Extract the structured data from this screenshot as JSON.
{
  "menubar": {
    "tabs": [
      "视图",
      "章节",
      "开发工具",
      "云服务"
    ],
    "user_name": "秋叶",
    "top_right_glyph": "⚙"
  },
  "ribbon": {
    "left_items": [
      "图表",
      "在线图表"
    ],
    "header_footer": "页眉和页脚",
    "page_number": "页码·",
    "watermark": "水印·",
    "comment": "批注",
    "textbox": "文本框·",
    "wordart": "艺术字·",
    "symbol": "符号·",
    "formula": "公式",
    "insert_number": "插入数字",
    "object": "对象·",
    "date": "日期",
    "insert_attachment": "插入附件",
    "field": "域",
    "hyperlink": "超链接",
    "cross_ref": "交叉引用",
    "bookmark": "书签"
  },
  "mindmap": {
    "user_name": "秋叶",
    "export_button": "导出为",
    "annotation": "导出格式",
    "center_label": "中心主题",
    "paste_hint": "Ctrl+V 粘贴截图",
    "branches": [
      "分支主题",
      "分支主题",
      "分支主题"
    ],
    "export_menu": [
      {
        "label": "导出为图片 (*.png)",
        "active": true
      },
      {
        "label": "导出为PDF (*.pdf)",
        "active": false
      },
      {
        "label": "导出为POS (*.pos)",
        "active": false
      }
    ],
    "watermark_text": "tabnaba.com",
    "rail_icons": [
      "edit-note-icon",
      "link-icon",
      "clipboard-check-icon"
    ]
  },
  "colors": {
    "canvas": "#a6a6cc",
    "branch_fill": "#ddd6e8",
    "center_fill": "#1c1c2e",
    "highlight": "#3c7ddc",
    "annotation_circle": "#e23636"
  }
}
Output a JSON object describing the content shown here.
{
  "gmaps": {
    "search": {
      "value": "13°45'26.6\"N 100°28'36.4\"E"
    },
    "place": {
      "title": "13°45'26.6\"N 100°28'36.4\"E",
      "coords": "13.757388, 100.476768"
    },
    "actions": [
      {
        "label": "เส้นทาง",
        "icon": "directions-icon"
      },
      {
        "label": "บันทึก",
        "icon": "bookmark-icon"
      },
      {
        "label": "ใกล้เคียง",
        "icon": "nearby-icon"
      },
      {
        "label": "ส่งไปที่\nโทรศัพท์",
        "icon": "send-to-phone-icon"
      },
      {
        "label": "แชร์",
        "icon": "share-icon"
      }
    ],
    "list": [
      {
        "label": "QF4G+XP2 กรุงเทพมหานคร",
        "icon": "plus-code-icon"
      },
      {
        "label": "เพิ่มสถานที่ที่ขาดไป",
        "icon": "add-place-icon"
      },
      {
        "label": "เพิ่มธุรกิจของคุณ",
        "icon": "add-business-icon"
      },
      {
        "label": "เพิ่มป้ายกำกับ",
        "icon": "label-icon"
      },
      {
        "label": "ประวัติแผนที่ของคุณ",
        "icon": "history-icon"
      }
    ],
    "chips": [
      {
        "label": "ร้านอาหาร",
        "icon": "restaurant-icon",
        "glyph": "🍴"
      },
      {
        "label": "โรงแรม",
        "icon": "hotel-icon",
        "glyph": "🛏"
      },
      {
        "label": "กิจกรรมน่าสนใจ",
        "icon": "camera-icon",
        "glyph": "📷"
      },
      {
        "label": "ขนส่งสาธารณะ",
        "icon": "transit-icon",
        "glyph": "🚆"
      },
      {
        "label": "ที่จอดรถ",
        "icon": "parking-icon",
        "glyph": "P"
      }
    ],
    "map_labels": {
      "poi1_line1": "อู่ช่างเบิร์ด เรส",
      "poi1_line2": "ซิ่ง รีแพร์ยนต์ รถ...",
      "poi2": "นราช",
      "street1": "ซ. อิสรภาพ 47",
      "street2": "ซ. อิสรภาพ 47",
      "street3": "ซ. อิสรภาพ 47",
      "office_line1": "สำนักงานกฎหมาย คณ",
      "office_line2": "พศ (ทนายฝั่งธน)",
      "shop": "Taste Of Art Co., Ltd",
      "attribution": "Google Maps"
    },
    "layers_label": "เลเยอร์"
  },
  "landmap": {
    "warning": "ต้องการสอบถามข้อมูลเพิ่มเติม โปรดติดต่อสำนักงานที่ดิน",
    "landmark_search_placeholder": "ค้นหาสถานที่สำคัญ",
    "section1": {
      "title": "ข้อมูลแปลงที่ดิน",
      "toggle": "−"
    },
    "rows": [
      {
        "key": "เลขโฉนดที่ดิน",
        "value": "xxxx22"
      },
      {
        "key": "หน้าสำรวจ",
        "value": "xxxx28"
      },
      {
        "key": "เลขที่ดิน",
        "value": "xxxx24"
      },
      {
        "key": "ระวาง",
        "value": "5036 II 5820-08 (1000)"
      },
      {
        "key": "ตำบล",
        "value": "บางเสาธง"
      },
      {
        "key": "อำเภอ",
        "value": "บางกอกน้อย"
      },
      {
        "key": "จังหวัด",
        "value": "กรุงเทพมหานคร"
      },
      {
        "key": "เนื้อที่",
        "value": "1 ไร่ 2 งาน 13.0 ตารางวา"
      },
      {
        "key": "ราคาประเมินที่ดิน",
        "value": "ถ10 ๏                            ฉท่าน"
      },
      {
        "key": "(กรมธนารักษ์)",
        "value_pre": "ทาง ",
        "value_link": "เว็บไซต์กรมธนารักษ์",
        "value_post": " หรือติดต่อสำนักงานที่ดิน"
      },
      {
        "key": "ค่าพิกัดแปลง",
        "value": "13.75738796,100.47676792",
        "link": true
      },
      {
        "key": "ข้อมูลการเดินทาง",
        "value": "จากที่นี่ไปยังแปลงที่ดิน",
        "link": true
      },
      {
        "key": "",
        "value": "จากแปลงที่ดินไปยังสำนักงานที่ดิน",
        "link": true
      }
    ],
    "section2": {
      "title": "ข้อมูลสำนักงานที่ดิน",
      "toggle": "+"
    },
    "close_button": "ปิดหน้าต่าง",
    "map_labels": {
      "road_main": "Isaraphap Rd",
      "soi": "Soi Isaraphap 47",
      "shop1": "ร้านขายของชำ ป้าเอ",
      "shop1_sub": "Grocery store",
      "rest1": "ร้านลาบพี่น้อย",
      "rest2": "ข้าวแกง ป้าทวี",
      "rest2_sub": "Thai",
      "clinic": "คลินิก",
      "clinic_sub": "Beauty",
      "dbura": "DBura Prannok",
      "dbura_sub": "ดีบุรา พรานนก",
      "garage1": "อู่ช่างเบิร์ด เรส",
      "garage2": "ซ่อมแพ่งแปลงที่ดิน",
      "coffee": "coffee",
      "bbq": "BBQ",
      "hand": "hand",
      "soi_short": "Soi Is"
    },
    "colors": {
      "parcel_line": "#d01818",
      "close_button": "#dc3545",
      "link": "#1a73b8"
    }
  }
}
※
Direction: Quote the data above in full, changing nothing.

Task result:
Extract the structured data from this screenshot as JSON.
{
  "menubar": {
    "tabs": [
      "视图",
      "章节",
      "开发工具",
      "云服务"
    ],
    "user_name": "秋叶",
    "top_right_glyph": "⚙"
  },
  "ribbon": {
    "left_items": [
      "图表",
      "在线图表"
    ],
    "header_footer": "页眉和页脚",
    "page_number": "页码·",
    "watermark": "水印·",
    "comment": "批注",
    "textbox": "文本框·",
    "wordart": "艺术字·",
    "symbol": "符号·",
    "formula": "公式",
    "insert_number": "插入数字",
    "object": "对象·",
    "date": "日期",
    "insert_attachment": "插入附件",
    "field": "域",
    "hyperlink": "超链接",
    "cross_ref": "交叉引用",
    "bookmark": "书签"
  },
  "mindmap": {
    "user_name": "秋叶",
    "export_button": "导出为",
    "annotation": "导出格式",
    "center_label": "中心主题",
    "paste_hint": "Ctrl+V 粘贴截图",
    "branches": [
      "分支主题",
      "分支主题",
      "分支主题"
    ],
    "export_menu": [
      {
        "label": "导出为图片 (*.png)",
        "active": true
      },
      {
        "label": "导出为PDF (*.pdf)",
        "active": false
      },
      {
        "label": "导出为POS (*.pos)",
        "active": false
      }
    ],
    "watermark_text": "tabnaba.com",
    "rail_icons": [
      "edit-note-icon",
      "link-icon",
      "clipboard-check-icon"
    ]
  },
  "colors": {
    "canvas": "#a6a6cc",
    "branch_fill": "#ddd6e8",
    "center_fill": "#1c1c2e",
    "highlight": "#3c7ddc",
    "annotation_circle": "#e23636"
  }
}
Output a JSON object describing the content shown here.
{
  "gmaps": {
    "search": {
      "value": "13°45'26.6\"N 100°28'36.4\"E"
    },
    "place": {
      "title": "13°45'26.6\"N 100°28'36.4\"E",
      "coords": "13.757388, 100.476768"
    },
    "actions": [
      {
        "label": "เส้นทาง",
        "icon": "directions-icon"
      },
      {
        "label": "บันทึก",
        "icon": "bookmark-icon"
      },
      {
        "label": "ใกล้เคียง",
        "icon": "nearby-icon"
      },
      {
        "label": "ส่งไปที่\nโทรศัพท์",
        "icon": "send-to-phone-icon"
      },
      {
        "label": "แชร์",
        "icon": "share-icon"
      }
    ],
    "list": [
      {
        "label": "QF4G+XP2 กรุงเทพมหานคร",
        "icon": "plus-code-icon"
      },
      {
        "label": "เพิ่มสถานที่ที่ขาดไป",
        "icon": "add-place-icon"
      },
      {
        "label": "เพิ่มธุรกิจของคุณ",
        "icon": "add-business-icon"
      },
      {
        "label": "เพิ่มป้ายกำกับ",
        "icon": "label-icon"
      },
      {
        "label": "ประวัติแผนที่ของคุณ",
        "icon": "history-icon"
      }
    ],
    "chips": [
      {
        "label": "ร้านอาหาร",
        "icon": "restaurant-icon",
        "glyph": "🍴"
      },
      {
        "label": "โรงแรม",
        "icon": "hotel-icon",
        "glyph": "🛏"
      },
      {
        "label": "กิจกรรมน่าสนใจ",
        "icon": "camera-icon",
        "glyph": "📷"
      },
      {
        "label": "ขนส่งสาธารณะ",
        "icon": "transit-icon",
        "glyph": "🚆"
      },
      {
        "label": "ที่จอดรถ",
        "icon": "parking-icon",
        "glyph": "P"
      }
    ],
    "map_labels": {
      "poi1_line1": "อู่ช่างเบิร์ด เรส",
      "poi1_line2": "ซิ่ง รีแพร์ยนต์ รถ...",
      "poi2": "นราช",
      "street1": "ซ. อิสรภาพ 47",
      "street2": "ซ. อิสรภาพ 47",
      "street3": "ซ. อิสรภาพ 47",
      "office_line1": "สำนักงานกฎหมาย คณ",
      "office_line2": "พศ (ทนายฝั่งธน)",
      "shop": "Taste Of Art Co., Ltd",
      "attribution": "Google Maps"
    },
    "layers_label": "เลเยอร์"
  },
  "landmap": {
    "warning": "ต้องการสอบถามข้อมูลเพิ่มเติม โปรดติดต่อสำนักงานที่ดิน",
    "landmark_search_placeholder": "ค้นหาสถานที่สำคัญ",
    "section1": {
      "title": "ข้อมูลแปลงที่ดิน",
      "toggle": "−"
    },
    "rows": [
      {
        "key": "เลขโฉนดที่ดิน",
        "value": "xxxx22"
      },
      {
        "key": "หน้าสำรวจ",
        "value": "xxxx28"
      },
      {
        "key": "เลขที่ดิน",
        "value": "xxxx24"
      },
      {
        "key": "ระวาง",
        "value": "5036 II 5820-08 (1000)"
      },
      {
        "key": "ตำบล",
        "value": "บางเสาธง"
      },
      {
        "key": "อำเภอ",
        "value": "บางกอกน้อย"
      },
      {
        "key": "จังหวัด",
        "value": "กรุงเทพมหานคร"
      },
      {
        "key": "เนื้อที่",
        "value": "1 ไร่ 2 งาน 13.0 ตารางวา"
      },
      {
        "key": "ราคาประเมินที่ดิน",
        "value": "ถ10 ๏                            ฉท่าน"
      },
      {
        "key": "(กรมธนารักษ์)",
        "value_pre": "ทาง ",
        "value_link": "เว็บไซต์กรมธนารักษ์",
        "value_post": " หรือติดต่อสำนักงานที่ดิน"
      },
      {
        "key": "ค่าพิกัดแปลง",
        "value": "13.75738796,100.47676792",
        "link": true
      },
      {
        "key": "ข้อมูลการเดินทาง",
        "value": "จากที่นี่ไปยังแปลงที่ดิน",
        "link": true
      },
      {
        "key": "",
        "value": "จากแปลงที่ดินไปยังสำนักงานที่ดิน",
        "link": true
      }
    ],
    "section2": {
      "title": "ข้อมูลสำนักงานที่ดิน",
      "toggle": "+"
    },
    "close_button": "ปิดหน้าต่าง",
    "map_labels": {
      "road_main": "Isaraphap Rd",
      "soi": "Soi Isaraphap 47",
      "shop1": "ร้านขายของชำ ป้าเอ",
      "shop1_sub": "Grocery store",
      "rest1": "ร้านลาบพี่น้อย",
      "rest2": "ข้าวแกง ป้าทวี",
      "rest2_sub": "Thai",
      "clinic": "คลินิก",
      "clinic_sub": "Beauty",
      "dbura": "DBura Prannok",
      "dbura_sub": "ดีบุรา พรานนก",
      "garage1": "อู่ช่างเบิร์ด เรส",
      "garage2": "ซ่อมแพ่งแปลงที่ดิน",
      "coffee": "coffee",
      "bbq": "BBQ",
      "hand": "hand",
      "soi_short": "Soi Is"
    },
    "colors": {
      "parcel_line": "#d01818",
      "close_button": "#dc3545",
      "link": "#1a73b8"
    }
  }
}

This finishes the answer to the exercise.